- _What you need to do_:
Pictures stay out of your copy, but everything else in the records below must be repeated exactly.
——————
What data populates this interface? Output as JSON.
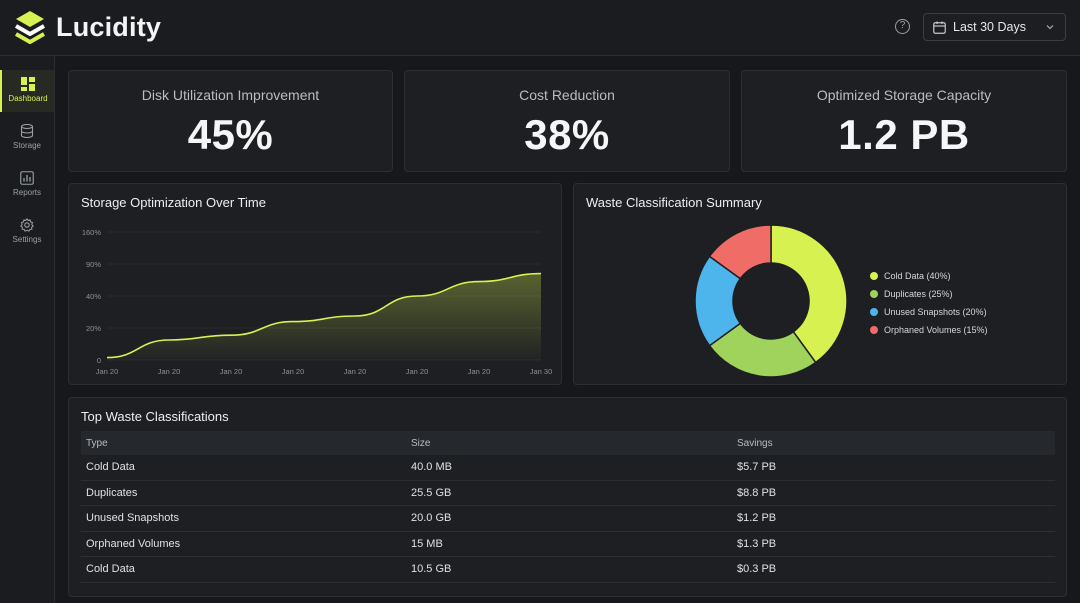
{
  "app": {
    "name": "Lucidity"
  },
  "header": {
    "date_range": "Last 30 Days",
    "help_icon": "help-circle-icon"
  },
  "sidebar": {
    "items": [
      {
        "label": "Dashboard",
        "icon": "grid-icon"
      },
      {
        "label": "Storage",
        "icon": "database-icon"
      },
      {
        "label": "Reports",
        "icon": "bar-chart-icon"
      },
      {
        "label": "Settings",
        "icon": "gear-icon"
      }
    ]
  },
  "kpis": [
    {
      "label": "Disk Utilization Improvement",
      "value": "45%"
    },
    {
      "label": "Cost Reduction",
      "value": "38%"
    },
    {
      "label": "Optimized Storage Capacity",
      "value": "1.2 PB"
    }
  ],
  "colors": {
    "accent": "#d7f250",
    "green": "#9fd35c",
    "blue": "#4db4ec",
    "red": "#f06c66"
  },
  "chart_data": [
    {
      "type": "area",
      "title": "Storage Optimization Over Time",
      "x": [
        "Jan 20",
        "Jan 20",
        "Jan 20",
        "Jan 20",
        "Jan 20",
        "Jan 20",
        "Jan 20",
        "Jan 30"
      ],
      "y_ticks": [
        "0",
        "20%",
        "40%",
        "90%",
        "160%"
      ],
      "values": [
        3,
        25,
        31,
        48,
        55,
        80,
        98,
        108
      ],
      "ylim": [
        0,
        160
      ],
      "grid": true
    },
    {
      "type": "pie",
      "title": "Waste Classification Summary",
      "slices": [
        {
          "label": "Cold Data (40%)",
          "value": 40,
          "color": "#d7f250"
        },
        {
          "label": "Duplicates (25%)",
          "value": 25,
          "color": "#9fd35c"
        },
        {
          "label": "Unused Snapshots (20%)",
          "value": 20,
          "color": "#4db4ec"
        },
        {
          "label": "Orphaned Volumes (15%)",
          "value": 15,
          "color": "#f06c66"
        }
      ],
      "legend": "right"
    }
  ],
  "table": {
    "title": "Top Waste Classifications",
    "columns": [
      "Type",
      "Size",
      "Savings"
    ],
    "rows": [
      [
        "Cold Data",
        "40.0 MB",
        "$5.7 PB"
      ],
      [
        "Duplicates",
        "25.5 GB",
        "$8.8 PB"
      ],
      [
        "Unused Snapshots",
        "20.0 GB",
        "$1.2 PB"
      ],
      [
        "Orphaned Volumes",
        "15 MB",
        "$1.3 PB"
      ],
      [
        "Cold Data",
        "10.5 GB",
        "$0.3 PB"
      ]
    ]
  }
}
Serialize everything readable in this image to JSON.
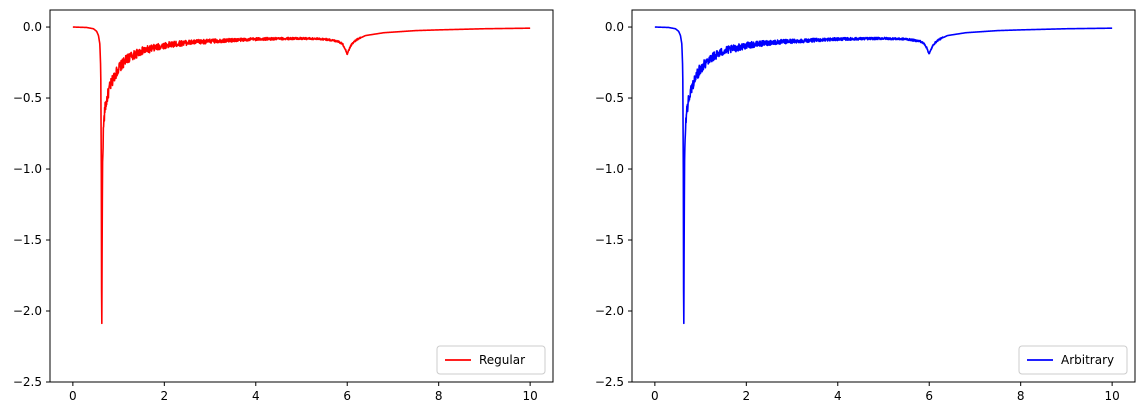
{
  "chart_data": [
    {
      "type": "line",
      "title": "",
      "xlabel": "",
      "ylabel": "",
      "xlim": [
        -0.5,
        10.5
      ],
      "ylim": [
        -2.5,
        0.12
      ],
      "xticks": [
        0,
        2,
        4,
        6,
        8,
        10
      ],
      "yticks": [
        0.0,
        -0.5,
        -1.0,
        -1.5,
        -2.0,
        -2.5
      ],
      "xtick_labels": [
        "0",
        "2",
        "4",
        "6",
        "8",
        "10"
      ],
      "ytick_labels": [
        "0.0",
        "−0.5",
        "−1.0",
        "−1.5",
        "−2.0",
        "−2.5"
      ],
      "grid": false,
      "legend_position": "lower-right",
      "series": [
        {
          "name": "Regular",
          "color": "#ff0000",
          "x": [
            0,
            0.3,
            0.45,
            0.52,
            0.56,
            0.59,
            0.61,
            0.625,
            0.63,
            0.64,
            0.65,
            0.67,
            0.7,
            0.75,
            0.8,
            0.9,
            1.0,
            1.2,
            1.5,
            2.0,
            2.5,
            3.0,
            4.0,
            5.0,
            5.5,
            5.8,
            5.9,
            5.95,
            6.0,
            6.05,
            6.1,
            6.2,
            6.4,
            6.8,
            7.5,
            8.0,
            9.0,
            10.0
          ],
          "y": [
            0.0,
            -0.003,
            -0.012,
            -0.03,
            -0.06,
            -0.12,
            -0.3,
            -1.2,
            -2.38,
            -1.5,
            -0.95,
            -0.7,
            -0.58,
            -0.5,
            -0.43,
            -0.35,
            -0.29,
            -0.22,
            -0.17,
            -0.13,
            -0.11,
            -0.1,
            -0.085,
            -0.08,
            -0.085,
            -0.1,
            -0.12,
            -0.15,
            -0.19,
            -0.15,
            -0.12,
            -0.09,
            -0.06,
            -0.04,
            -0.025,
            -0.02,
            -0.012,
            -0.008
          ],
          "noise": 0.04
        }
      ]
    },
    {
      "type": "line",
      "title": "",
      "xlabel": "",
      "ylabel": "",
      "xlim": [
        -0.5,
        10.5
      ],
      "ylim": [
        -2.5,
        0.12
      ],
      "xticks": [
        0,
        2,
        4,
        6,
        8,
        10
      ],
      "yticks": [
        0.0,
        -0.5,
        -1.0,
        -1.5,
        -2.0,
        -2.5
      ],
      "xtick_labels": [
        "0",
        "2",
        "4",
        "6",
        "8",
        "10"
      ],
      "ytick_labels": [
        "0.0",
        "−0.5",
        "−1.0",
        "−1.5",
        "−2.0",
        "−2.5"
      ],
      "grid": false,
      "legend_position": "lower-right",
      "series": [
        {
          "name": "Arbitrary",
          "color": "#0000ff",
          "x": [
            0,
            0.3,
            0.45,
            0.52,
            0.56,
            0.59,
            0.61,
            0.625,
            0.63,
            0.64,
            0.65,
            0.67,
            0.7,
            0.75,
            0.8,
            0.9,
            1.0,
            1.2,
            1.5,
            2.0,
            2.5,
            3.0,
            4.0,
            5.0,
            5.5,
            5.8,
            5.9,
            5.95,
            6.0,
            6.05,
            6.1,
            6.2,
            6.4,
            6.8,
            7.5,
            8.0,
            9.0,
            10.0
          ],
          "y": [
            0.0,
            -0.003,
            -0.012,
            -0.03,
            -0.06,
            -0.12,
            -0.3,
            -1.2,
            -2.38,
            -1.5,
            -0.95,
            -0.7,
            -0.58,
            -0.5,
            -0.43,
            -0.35,
            -0.29,
            -0.22,
            -0.17,
            -0.13,
            -0.11,
            -0.1,
            -0.085,
            -0.08,
            -0.085,
            -0.1,
            -0.12,
            -0.15,
            -0.19,
            -0.15,
            -0.12,
            -0.09,
            -0.06,
            -0.04,
            -0.025,
            -0.02,
            -0.012,
            -0.008
          ],
          "noise": 0.04
        }
      ]
    }
  ]
}
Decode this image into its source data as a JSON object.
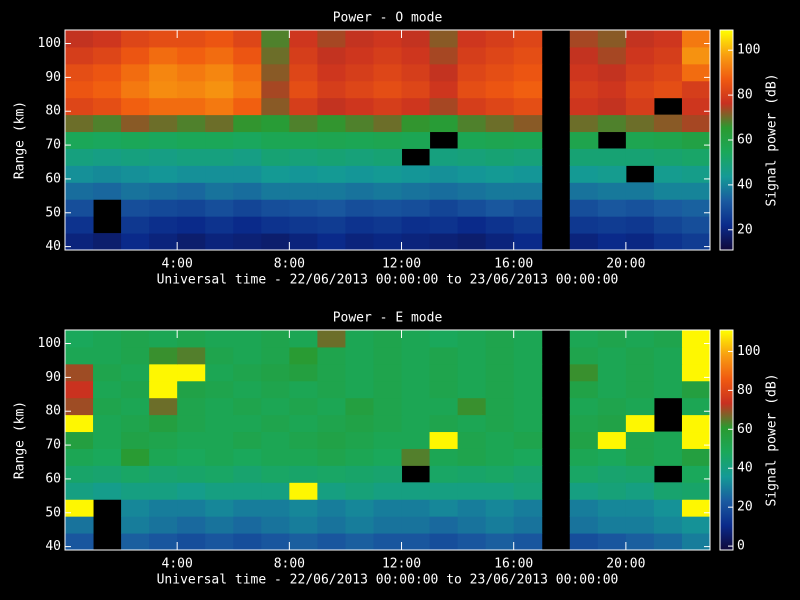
——————
- _Task output_:
What data populates this interface? Output as JSON.
{
  "app": {
    "name": "Lucidity"
  },
  "header": {
    "date_range": "Last 30 Days",
    "help_icon": "help-circle-icon"
  },
  "sidebar": {
    "items": [
      {
        "label": "Dashboard",
        "icon": "grid-icon"
      },
      {
        "label": "Storage",
        "icon": "database-icon"
      },
      {
        "label": "Reports",
        "icon": "bar-chart-icon"
      },
      {
        "label": "Settings",
        "icon": "gear-icon"
      }
    ]
  },
  "kpis": [
    {
      "label": "Disk Utilization Improvement",
      "value": "45%"
    },
    {
      "label": "Cost Reduction",
      "value": "38%"
    },
    {
      "label": "Optimized Storage Capacity",
      "value": "1.2 PB"
    }
  ],
  "colors": {
    "accent": "#d7f250",
    "green": "#9fd35c",
    "blue": "#4db4ec",
    "red": "#f06c66"
  },
  "chart_data": [
    {
      "type": "area",
      "title": "Storage Optimization Over Time",
      "x": [
        "Jan 20",
        "Jan 20",
        "Jan 20",
        "Jan 20",
        "Jan 20",
        "Jan 20",
        "Jan 20",
        "Jan 30"
      ],
      "y_ticks": [
        "0",
        "20%",
        "40%",
        "90%",
        "160%"
      ],
      "values": [
        3,
        25,
        31,
        48,
        55,
        80,
        98,
        108
      ],
      "ylim": [
        0,
        160
      ],
      "grid": true
    },
    {
      "type": "pie",
      "title": "Waste Classification Summary",
      "slices": [
        {
          "label": "Cold Data (40%)",
          "value": 40,
          "color": "#d7f250"
        },
        {
          "label": "Duplicates (25%)",
          "value": 25,
          "color": "#9fd35c"
        },
        {
          "label": "Unused Snapshots (20%)",
          "value": 20,
          "color": "#4db4ec"
        },
        {
          "label": "Orphaned Volumes (15%)",
          "value": 15,
          "color": "#f06c66"
        }
      ],
      "legend": "right"
    }
  ],
  "table": {
    "title": "Top Waste Classifications",
    "columns": [
      "Type",
      "Size",
      "Savings"
    ],
    "rows": [
      [
        "Cold Data",
        "40.0 MB",
        "$5.7 PB"
      ],
      [
        "Duplicates",
        "25.5 GB",
        "$8.8 PB"
      ],
      [
        "Unused Snapshots",
        "20.0 GB",
        "$1.2 PB"
      ],
      [
        "Orphaned Volumes",
        "15 MB",
        "$1.3 PB"
      ],
      [
        "Cold Data",
        "10.5 GB",
        "$0.3 PB"
      ]
    ]
  }
}
Serialize everything readable in this image to JSON.
{
  "chart_data": [
    {
      "type": "line",
      "title": "",
      "xlabel": "",
      "ylabel": "",
      "xlim": [
        -0.5,
        10.5
      ],
      "ylim": [
        -2.5,
        0.12
      ],
      "xticks": [
        0,
        2,
        4,
        6,
        8,
        10
      ],
      "yticks": [
        0.0,
        -0.5,
        -1.0,
        -1.5,
        -2.0,
        -2.5
      ],
      "xtick_labels": [
        "0",
        "2",
        "4",
        "6",
        "8",
        "10"
      ],
      "ytick_labels": [
        "0.0",
        "−0.5",
        "−1.0",
        "−1.5",
        "−2.0",
        "−2.5"
      ],
      "grid": false,
      "legend_position": "lower-right",
      "series": [
        {
          "name": "Regular",
          "color": "#ff0000",
          "x": [
            0,
            0.3,
            0.45,
            0.52,
            0.56,
            0.59,
            0.61,
            0.625,
            0.63,
            0.64,
            0.65,
            0.67,
            0.7,
            0.75,
            0.8,
            0.9,
            1.0,
            1.2,
            1.5,
            2.0,
            2.5,
            3.0,
            4.0,
            5.0,
            5.5,
            5.8,
            5.9,
            5.95,
            6.0,
            6.05,
            6.1,
            6.2,
            6.4,
            6.8,
            7.5,
            8.0,
            9.0,
            10.0
          ],
          "y": [
            0.0,
            -0.003,
            -0.012,
            -0.03,
            -0.06,
            -0.12,
            -0.3,
            -1.2,
            -2.38,
            -1.5,
            -0.95,
            -0.7,
            -0.58,
            -0.5,
            -0.43,
            -0.35,
            -0.29,
            -0.22,
            -0.17,
            -0.13,
            -0.11,
            -0.1,
            -0.085,
            -0.08,
            -0.085,
            -0.1,
            -0.12,
            -0.15,
            -0.19,
            -0.15,
            -0.12,
            -0.09,
            -0.06,
            -0.04,
            -0.025,
            -0.02,
            -0.012,
            -0.008
          ],
          "noise": 0.04
        }
      ]
    },
    {
      "type": "line",
      "title": "",
      "xlabel": "",
      "ylabel": "",
      "xlim": [
        -0.5,
        10.5
      ],
      "ylim": [
        -2.5,
        0.12
      ],
      "xticks": [
        0,
        2,
        4,
        6,
        8,
        10
      ],
      "yticks": [
        0.0,
        -0.5,
        -1.0,
        -1.5,
        -2.0,
        -2.5
      ],
      "xtick_labels": [
        "0",
        "2",
        "4",
        "6",
        "8",
        "10"
      ],
      "ytick_labels": [
        "0.0",
        "−0.5",
        "−1.0",
        "−1.5",
        "−2.0",
        "−2.5"
      ],
      "grid": false,
      "legend_position": "lower-right",
      "series": [
        {
          "name": "Arbitrary",
          "color": "#0000ff",
          "x": [
            0,
            0.3,
            0.45,
            0.52,
            0.56,
            0.59,
            0.61,
            0.625,
            0.63,
            0.64,
            0.65,
            0.67,
            0.7,
            0.75,
            0.8,
            0.9,
            1.0,
            1.2,
            1.5,
            2.0,
            2.5,
            3.0,
            4.0,
            5.0,
            5.5,
            5.8,
            5.9,
            5.95,
            6.0,
            6.05,
            6.1,
            6.2,
            6.4,
            6.8,
            7.5,
            8.0,
            9.0,
            10.0
          ],
          "y": [
            0.0,
            -0.003,
            -0.012,
            -0.03,
            -0.06,
            -0.12,
            -0.3,
            -1.2,
            -2.38,
            -1.5,
            -0.95,
            -0.7,
            -0.58,
            -0.5,
            -0.43,
            -0.35,
            -0.29,
            -0.22,
            -0.17,
            -0.13,
            -0.11,
            -0.1,
            -0.085,
            -0.08,
            -0.085,
            -0.1,
            -0.12,
            -0.15,
            -0.19,
            -0.15,
            -0.12,
            -0.09,
            -0.06,
            -0.04,
            -0.025,
            -0.02,
            -0.012,
            -0.008
          ],
          "noise": 0.04
        }
      ]
    }
  ]
}
Decode this image into its source data as a JSON object.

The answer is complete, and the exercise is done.